- [Data provided]:
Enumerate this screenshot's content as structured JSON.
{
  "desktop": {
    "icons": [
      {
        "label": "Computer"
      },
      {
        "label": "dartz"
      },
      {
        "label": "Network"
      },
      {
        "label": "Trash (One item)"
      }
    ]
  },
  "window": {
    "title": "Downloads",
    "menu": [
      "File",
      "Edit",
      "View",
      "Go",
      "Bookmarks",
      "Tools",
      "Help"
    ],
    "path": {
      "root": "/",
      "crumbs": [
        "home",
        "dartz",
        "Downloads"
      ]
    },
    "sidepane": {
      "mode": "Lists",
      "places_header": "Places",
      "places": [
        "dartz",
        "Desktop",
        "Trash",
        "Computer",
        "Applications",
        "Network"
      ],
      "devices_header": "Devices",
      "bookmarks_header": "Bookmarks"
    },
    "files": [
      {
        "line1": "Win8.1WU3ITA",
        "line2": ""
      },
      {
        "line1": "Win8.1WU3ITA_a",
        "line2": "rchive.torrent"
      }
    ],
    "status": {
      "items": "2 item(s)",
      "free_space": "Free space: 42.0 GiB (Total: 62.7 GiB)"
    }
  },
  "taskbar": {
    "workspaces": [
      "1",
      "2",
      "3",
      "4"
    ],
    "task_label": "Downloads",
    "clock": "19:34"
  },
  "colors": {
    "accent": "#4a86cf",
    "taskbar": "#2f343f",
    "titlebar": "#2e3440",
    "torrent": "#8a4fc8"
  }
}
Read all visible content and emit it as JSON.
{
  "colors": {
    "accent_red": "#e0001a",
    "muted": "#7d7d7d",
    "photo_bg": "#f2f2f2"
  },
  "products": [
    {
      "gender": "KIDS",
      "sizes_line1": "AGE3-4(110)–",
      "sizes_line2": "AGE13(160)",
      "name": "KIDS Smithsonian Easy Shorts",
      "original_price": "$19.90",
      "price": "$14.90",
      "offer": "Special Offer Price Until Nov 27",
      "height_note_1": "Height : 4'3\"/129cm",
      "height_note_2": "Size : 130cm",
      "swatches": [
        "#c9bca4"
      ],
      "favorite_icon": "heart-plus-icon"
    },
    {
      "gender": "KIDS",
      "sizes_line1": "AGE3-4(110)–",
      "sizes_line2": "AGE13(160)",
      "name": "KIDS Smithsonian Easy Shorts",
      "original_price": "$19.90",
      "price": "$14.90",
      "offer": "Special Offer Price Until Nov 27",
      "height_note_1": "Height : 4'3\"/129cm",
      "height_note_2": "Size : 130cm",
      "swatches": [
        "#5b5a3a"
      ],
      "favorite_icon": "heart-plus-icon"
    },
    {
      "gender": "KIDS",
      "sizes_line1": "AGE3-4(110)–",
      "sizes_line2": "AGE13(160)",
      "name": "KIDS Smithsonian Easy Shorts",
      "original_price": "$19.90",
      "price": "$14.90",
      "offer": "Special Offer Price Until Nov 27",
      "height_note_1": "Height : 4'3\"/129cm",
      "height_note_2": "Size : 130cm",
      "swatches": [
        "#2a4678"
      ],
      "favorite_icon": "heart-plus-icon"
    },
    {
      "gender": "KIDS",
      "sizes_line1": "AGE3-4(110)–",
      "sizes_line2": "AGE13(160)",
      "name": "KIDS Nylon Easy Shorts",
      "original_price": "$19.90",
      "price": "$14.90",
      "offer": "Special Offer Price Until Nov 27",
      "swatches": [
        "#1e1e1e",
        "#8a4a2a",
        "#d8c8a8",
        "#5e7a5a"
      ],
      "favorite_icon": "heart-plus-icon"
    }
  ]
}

- [To be done]:
Set down each entry again, unchanged.

- [The response]:
Enumerate this screenshot's content as structured JSON.
{
  "desktop": {
    "icons": [
      {
        "label": "Computer"
      },
      {
        "label": "dartz"
      },
      {
        "label": "Network"
      },
      {
        "label": "Trash (One item)"
      }
    ]
  },
  "window": {
    "title": "Downloads",
    "menu": [
      "File",
      "Edit",
      "View",
      "Go",
      "Bookmarks",
      "Tools",
      "Help"
    ],
    "path": {
      "root": "/",
      "crumbs": [
        "home",
        "dartz",
        "Downloads"
      ]
    },
    "sidepane": {
      "mode": "Lists",
      "places_header": "Places",
      "places": [
        "dartz",
        "Desktop",
        "Trash",
        "Computer",
        "Applications",
        "Network"
      ],
      "devices_header": "Devices",
      "bookmarks_header": "Bookmarks"
    },
    "files": [
      {
        "line1": "Win8.1WU3ITA",
        "line2": ""
      },
      {
        "line1": "Win8.1WU3ITA_a",
        "line2": "rchive.torrent"
      }
    ],
    "status": {
      "items": "2 item(s)",
      "free_space": "Free space: 42.0 GiB (Total: 62.7 GiB)"
    }
  },
  "taskbar": {
    "workspaces": [
      "1",
      "2",
      "3",
      "4"
    ],
    "task_label": "Downloads",
    "clock": "19:34"
  },
  "colors": {
    "accent": "#4a86cf",
    "taskbar": "#2f343f",
    "titlebar": "#2e3440",
    "torrent": "#8a4fc8"
  }
}
Read all visible content and emit it as JSON.
{
  "colors": {
    "accent_red": "#e0001a",
    "muted": "#7d7d7d",
    "photo_bg": "#f2f2f2"
  },
  "products": [
    {
      "gender": "KIDS",
      "sizes_line1": "AGE3-4(110)–",
      "sizes_line2": "AGE13(160)",
      "name": "KIDS Smithsonian Easy Shorts",
      "original_price": "$19.90",
      "price": "$14.90",
      "offer": "Special Offer Price Until Nov 27",
      "height_note_1": "Height : 4'3\"/129cm",
      "height_note_2": "Size : 130cm",
      "swatches": [
        "#c9bca4"
      ],
      "favorite_icon": "heart-plus-icon"
    },
    {
      "gender": "KIDS",
      "sizes_line1": "AGE3-4(110)–",
      "sizes_line2": "AGE13(160)",
      "name": "KIDS Smithsonian Easy Shorts",
      "original_price": "$19.90",
      "price": "$14.90",
      "offer": "Special Offer Price Until Nov 27",
      "height_note_1": "Height : 4'3\"/129cm",
      "height_note_2": "Size : 130cm",
      "swatches": [
        "#5b5a3a"
      ],
      "favorite_icon": "heart-plus-icon"
    },
    {
      "gender": "KIDS",
      "sizes_line1": "AGE3-4(110)–",
      "sizes_line2": "AGE13(160)",
      "name": "KIDS Smithsonian Easy Shorts",
      "original_price": "$19.90",
      "price": "$14.90",
      "offer": "Special Offer Price Until Nov 27",
      "height_note_1": "Height : 4'3\"/129cm",
      "height_note_2": "Size : 130cm",
      "swatches": [
        "#2a4678"
      ],
      "favorite_icon": "heart-plus-icon"
    },
    {
      "gender": "KIDS",
      "sizes_line1": "AGE3-4(110)–",
      "sizes_line2": "AGE13(160)",
      "name": "KIDS Nylon Easy Shorts",
      "original_price": "$19.90",
      "price": "$14.90",
      "offer": "Special Offer Price Until Nov 27",
      "swatches": [
        "#1e1e1e",
        "#8a4a2a",
        "#d8c8a8",
        "#5e7a5a"
      ],
      "favorite_icon": "heart-plus-icon"
    }
  ]
}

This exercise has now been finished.